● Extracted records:

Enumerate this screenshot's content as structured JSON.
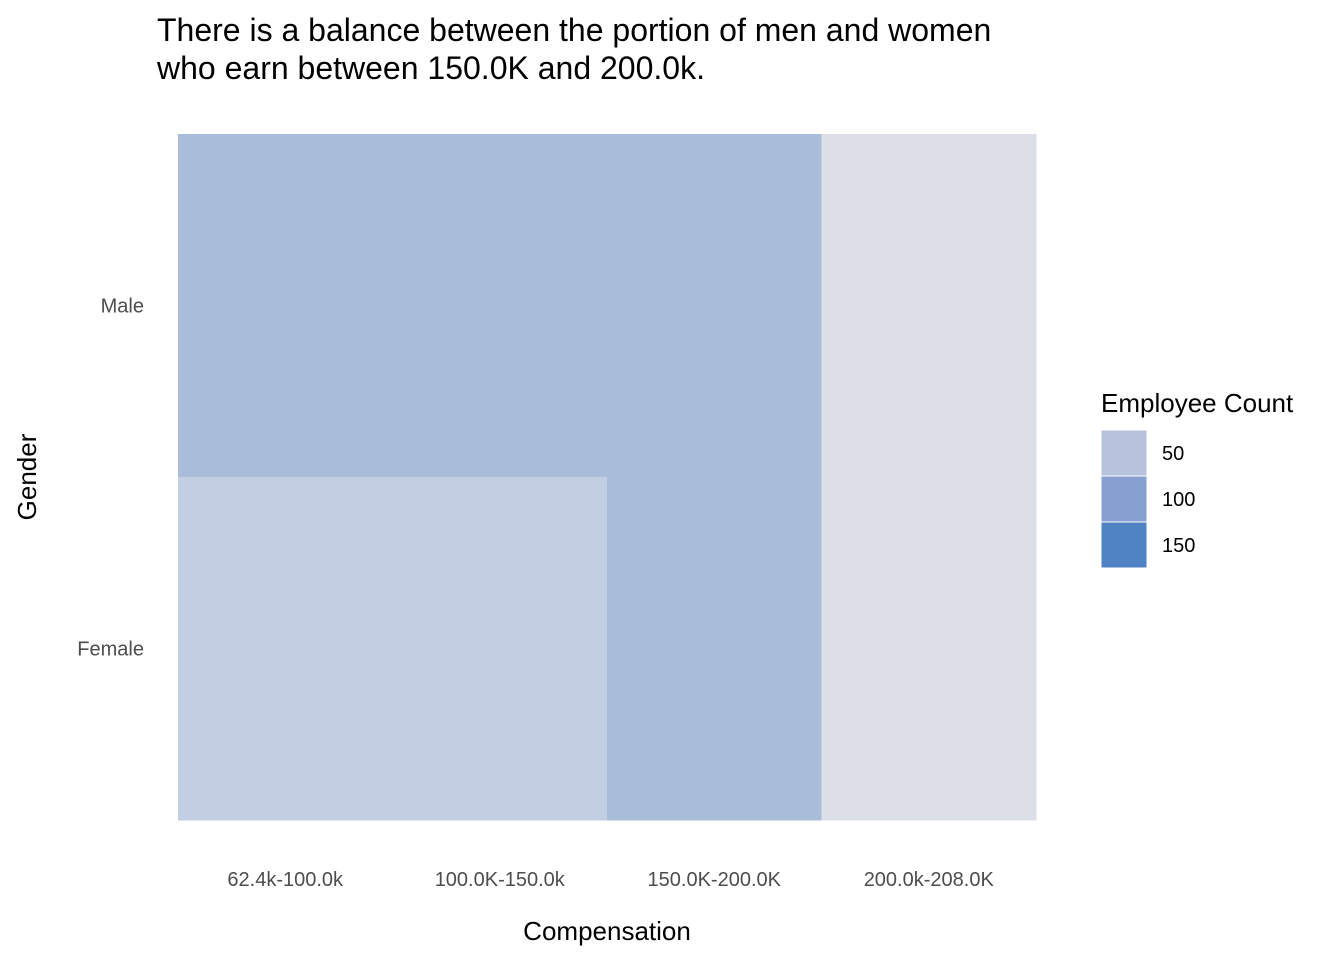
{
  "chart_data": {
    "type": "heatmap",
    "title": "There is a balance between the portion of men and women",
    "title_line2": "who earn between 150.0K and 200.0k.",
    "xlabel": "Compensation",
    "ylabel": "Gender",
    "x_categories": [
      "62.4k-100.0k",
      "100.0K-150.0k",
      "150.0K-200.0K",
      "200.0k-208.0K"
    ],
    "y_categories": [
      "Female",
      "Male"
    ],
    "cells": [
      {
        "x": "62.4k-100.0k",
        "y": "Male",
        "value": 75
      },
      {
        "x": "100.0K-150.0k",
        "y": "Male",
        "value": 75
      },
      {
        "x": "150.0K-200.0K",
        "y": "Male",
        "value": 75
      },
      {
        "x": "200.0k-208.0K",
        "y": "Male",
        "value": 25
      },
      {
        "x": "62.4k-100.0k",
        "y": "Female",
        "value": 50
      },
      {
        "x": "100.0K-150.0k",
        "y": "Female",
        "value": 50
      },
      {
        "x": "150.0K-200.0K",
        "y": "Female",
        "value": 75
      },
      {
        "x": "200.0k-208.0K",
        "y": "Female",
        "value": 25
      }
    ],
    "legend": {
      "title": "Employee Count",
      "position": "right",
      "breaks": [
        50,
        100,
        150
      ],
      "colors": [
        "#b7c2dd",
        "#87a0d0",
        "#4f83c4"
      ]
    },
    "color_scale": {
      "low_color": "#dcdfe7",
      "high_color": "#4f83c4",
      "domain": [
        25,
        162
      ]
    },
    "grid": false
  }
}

...

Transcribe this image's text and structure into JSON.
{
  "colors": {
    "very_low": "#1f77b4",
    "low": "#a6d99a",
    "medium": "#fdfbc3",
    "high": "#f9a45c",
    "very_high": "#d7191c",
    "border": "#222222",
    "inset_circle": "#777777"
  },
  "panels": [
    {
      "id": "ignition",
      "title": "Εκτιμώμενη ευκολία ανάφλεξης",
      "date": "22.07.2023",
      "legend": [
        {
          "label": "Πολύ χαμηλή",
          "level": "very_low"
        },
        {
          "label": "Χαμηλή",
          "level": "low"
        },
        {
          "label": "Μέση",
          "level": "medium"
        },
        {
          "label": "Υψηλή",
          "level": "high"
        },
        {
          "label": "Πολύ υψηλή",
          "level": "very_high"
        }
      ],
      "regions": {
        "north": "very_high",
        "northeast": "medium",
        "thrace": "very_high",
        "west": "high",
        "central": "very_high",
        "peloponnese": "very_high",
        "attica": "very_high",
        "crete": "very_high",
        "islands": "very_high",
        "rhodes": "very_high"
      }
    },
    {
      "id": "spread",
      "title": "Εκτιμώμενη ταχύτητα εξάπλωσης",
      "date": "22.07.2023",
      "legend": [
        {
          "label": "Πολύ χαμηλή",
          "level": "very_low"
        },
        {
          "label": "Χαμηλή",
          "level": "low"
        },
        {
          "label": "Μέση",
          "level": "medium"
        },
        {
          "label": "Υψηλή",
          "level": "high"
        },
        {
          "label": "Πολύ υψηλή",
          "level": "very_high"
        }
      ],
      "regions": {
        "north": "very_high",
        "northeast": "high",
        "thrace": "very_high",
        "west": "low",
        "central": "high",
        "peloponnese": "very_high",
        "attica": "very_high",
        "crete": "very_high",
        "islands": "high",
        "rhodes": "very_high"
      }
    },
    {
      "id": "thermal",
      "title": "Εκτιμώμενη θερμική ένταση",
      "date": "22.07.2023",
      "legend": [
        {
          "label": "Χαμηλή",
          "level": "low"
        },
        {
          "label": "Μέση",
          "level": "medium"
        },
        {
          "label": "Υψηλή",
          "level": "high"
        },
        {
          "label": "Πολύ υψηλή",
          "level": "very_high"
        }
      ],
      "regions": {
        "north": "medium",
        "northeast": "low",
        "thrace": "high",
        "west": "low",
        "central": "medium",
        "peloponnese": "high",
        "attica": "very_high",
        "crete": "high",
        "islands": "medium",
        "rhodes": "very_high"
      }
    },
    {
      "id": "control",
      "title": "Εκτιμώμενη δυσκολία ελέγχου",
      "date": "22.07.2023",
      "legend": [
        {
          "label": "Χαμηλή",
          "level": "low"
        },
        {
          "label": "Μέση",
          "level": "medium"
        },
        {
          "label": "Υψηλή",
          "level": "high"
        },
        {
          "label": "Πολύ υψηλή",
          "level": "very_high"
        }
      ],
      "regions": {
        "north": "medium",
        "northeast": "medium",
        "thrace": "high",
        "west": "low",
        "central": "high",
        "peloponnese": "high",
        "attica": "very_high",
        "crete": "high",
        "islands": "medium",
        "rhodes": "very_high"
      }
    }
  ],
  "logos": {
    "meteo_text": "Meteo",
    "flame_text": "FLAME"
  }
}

● WRITTEN INSTRUCTION: Work through the records line by line and tally those with the word "islands". Report only the total.

● TASK RESULT: 4